Tally the lines of the listing that contain the string "дамыту". Give the number and nothing else.

+++++

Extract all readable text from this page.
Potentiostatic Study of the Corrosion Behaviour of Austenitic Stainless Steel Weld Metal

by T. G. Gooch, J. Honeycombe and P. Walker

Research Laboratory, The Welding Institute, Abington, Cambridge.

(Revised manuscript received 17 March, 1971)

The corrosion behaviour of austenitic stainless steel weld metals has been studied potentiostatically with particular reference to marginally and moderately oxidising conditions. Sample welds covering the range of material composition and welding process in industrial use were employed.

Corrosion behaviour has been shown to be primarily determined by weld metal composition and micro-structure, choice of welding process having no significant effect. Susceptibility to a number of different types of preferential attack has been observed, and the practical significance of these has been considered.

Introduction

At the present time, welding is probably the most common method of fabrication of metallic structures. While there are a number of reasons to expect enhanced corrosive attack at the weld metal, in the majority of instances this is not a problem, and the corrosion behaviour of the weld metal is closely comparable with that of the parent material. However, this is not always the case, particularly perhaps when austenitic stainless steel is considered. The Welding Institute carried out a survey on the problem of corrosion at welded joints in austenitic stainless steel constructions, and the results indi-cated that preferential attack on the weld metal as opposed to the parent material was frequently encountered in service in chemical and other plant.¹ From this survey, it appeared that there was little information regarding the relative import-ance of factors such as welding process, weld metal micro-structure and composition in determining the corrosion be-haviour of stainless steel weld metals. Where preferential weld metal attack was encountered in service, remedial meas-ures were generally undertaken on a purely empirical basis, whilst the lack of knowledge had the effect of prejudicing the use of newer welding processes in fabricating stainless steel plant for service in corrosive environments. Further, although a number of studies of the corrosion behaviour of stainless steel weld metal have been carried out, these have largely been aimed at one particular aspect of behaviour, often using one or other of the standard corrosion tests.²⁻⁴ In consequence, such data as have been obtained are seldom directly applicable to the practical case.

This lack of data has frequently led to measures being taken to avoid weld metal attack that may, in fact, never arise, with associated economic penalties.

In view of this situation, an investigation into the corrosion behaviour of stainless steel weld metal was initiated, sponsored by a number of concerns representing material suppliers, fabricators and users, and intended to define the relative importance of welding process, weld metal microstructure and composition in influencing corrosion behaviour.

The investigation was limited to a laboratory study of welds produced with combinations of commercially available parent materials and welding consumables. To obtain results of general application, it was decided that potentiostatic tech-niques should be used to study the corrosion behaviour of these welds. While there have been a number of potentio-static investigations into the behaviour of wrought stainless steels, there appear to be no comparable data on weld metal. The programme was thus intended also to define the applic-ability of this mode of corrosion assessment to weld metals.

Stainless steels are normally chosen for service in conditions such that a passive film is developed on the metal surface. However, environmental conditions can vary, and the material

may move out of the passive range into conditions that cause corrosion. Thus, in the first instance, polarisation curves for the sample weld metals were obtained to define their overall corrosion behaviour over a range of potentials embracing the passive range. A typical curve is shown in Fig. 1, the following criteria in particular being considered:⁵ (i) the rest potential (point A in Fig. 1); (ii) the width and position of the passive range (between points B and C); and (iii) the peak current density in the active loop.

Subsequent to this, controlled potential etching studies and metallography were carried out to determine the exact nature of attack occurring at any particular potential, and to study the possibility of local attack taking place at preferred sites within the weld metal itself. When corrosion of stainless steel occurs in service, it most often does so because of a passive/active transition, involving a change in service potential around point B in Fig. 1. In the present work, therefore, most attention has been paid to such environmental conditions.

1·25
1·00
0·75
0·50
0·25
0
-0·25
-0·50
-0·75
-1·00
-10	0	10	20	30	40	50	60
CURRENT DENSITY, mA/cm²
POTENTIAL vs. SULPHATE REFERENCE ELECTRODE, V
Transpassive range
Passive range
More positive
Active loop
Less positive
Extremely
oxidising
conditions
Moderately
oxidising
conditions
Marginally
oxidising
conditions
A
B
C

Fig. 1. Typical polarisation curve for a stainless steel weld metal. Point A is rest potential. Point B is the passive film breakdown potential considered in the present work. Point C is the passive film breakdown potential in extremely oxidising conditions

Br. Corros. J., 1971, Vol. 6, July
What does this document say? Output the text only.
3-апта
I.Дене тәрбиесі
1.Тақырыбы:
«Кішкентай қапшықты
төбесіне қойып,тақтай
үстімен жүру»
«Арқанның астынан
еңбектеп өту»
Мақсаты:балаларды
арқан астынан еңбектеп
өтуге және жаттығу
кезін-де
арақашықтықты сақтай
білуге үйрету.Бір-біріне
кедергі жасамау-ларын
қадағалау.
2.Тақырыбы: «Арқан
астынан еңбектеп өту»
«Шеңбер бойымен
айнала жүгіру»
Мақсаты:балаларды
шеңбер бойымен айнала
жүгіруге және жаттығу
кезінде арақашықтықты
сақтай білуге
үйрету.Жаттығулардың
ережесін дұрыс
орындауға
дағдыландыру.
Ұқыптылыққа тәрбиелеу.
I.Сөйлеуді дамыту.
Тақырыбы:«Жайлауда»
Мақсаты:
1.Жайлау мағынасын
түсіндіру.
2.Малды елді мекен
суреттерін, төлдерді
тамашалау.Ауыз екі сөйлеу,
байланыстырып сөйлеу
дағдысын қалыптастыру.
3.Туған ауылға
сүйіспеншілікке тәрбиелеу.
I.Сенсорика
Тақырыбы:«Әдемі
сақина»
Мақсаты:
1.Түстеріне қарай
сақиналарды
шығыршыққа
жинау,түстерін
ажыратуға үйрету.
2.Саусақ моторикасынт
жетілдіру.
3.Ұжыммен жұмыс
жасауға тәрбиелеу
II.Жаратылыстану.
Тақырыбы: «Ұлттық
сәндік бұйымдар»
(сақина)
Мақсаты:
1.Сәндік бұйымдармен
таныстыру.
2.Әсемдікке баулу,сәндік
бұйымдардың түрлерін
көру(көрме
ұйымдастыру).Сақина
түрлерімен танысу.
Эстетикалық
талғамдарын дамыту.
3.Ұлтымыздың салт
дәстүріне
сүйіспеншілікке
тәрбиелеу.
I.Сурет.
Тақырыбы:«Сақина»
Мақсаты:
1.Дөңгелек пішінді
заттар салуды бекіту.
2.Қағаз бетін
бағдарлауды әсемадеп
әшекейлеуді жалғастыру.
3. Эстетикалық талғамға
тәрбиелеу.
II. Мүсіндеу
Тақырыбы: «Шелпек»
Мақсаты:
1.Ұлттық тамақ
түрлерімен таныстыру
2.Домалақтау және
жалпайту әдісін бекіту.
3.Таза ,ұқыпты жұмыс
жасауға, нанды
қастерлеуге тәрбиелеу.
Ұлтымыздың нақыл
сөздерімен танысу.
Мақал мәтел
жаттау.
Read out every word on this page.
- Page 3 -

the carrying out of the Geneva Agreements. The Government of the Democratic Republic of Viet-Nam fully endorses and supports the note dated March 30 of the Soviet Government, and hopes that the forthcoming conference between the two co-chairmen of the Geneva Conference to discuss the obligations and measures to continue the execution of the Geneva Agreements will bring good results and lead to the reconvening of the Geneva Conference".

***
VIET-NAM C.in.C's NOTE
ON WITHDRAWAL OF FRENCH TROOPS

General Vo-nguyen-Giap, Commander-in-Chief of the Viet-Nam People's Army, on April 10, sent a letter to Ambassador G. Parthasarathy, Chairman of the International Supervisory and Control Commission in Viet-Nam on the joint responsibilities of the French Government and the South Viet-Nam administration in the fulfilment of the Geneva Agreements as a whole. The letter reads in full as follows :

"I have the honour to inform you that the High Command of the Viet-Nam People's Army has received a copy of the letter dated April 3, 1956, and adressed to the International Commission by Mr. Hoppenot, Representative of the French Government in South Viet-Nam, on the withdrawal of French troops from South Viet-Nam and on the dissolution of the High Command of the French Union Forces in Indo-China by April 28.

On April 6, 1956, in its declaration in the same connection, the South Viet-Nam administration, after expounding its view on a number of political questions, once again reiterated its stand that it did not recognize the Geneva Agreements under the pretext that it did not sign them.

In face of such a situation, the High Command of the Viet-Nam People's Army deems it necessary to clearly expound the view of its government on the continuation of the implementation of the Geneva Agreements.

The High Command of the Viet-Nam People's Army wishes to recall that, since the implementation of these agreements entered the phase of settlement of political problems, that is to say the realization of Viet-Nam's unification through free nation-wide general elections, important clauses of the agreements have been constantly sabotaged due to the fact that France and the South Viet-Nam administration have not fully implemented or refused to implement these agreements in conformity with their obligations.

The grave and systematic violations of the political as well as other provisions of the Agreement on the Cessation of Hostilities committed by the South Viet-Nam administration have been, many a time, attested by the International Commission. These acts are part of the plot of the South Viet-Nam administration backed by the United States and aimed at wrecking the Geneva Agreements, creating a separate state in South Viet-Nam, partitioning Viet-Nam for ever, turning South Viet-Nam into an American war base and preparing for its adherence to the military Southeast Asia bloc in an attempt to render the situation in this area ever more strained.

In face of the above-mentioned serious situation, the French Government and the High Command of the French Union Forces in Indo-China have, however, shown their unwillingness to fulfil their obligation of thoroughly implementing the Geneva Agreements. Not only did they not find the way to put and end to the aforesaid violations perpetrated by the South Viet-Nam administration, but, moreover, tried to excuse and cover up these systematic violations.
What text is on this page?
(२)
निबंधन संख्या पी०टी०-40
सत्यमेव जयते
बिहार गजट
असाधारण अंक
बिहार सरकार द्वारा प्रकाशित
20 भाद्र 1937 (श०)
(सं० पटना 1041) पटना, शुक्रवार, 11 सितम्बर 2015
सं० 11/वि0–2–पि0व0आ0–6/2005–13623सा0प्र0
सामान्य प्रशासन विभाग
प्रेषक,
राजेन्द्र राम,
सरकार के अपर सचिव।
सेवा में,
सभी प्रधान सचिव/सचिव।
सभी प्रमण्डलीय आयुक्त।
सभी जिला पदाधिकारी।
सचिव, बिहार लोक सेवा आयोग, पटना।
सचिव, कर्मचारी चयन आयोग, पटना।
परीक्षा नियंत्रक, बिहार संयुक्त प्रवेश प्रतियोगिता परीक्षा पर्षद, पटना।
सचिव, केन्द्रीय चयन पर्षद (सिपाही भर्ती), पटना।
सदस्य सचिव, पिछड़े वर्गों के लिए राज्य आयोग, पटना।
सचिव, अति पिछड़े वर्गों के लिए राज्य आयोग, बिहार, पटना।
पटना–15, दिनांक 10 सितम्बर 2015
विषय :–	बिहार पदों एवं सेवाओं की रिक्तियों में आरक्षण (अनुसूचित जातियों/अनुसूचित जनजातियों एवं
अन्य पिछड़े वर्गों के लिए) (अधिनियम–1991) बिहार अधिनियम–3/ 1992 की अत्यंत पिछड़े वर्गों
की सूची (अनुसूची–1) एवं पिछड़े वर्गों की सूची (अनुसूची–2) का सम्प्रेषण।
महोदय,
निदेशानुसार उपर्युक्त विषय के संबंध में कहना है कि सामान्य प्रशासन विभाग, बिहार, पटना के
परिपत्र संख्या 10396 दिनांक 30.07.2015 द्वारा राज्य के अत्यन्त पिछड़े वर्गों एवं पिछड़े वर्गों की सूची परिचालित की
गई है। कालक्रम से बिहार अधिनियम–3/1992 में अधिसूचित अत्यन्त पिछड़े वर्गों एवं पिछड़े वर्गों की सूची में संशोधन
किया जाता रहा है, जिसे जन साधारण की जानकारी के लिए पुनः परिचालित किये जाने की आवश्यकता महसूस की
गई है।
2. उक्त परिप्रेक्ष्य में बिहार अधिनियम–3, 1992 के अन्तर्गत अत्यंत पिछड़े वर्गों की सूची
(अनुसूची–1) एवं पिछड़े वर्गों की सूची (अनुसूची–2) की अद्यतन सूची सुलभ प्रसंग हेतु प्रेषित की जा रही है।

+++++

**ANSWER:**
2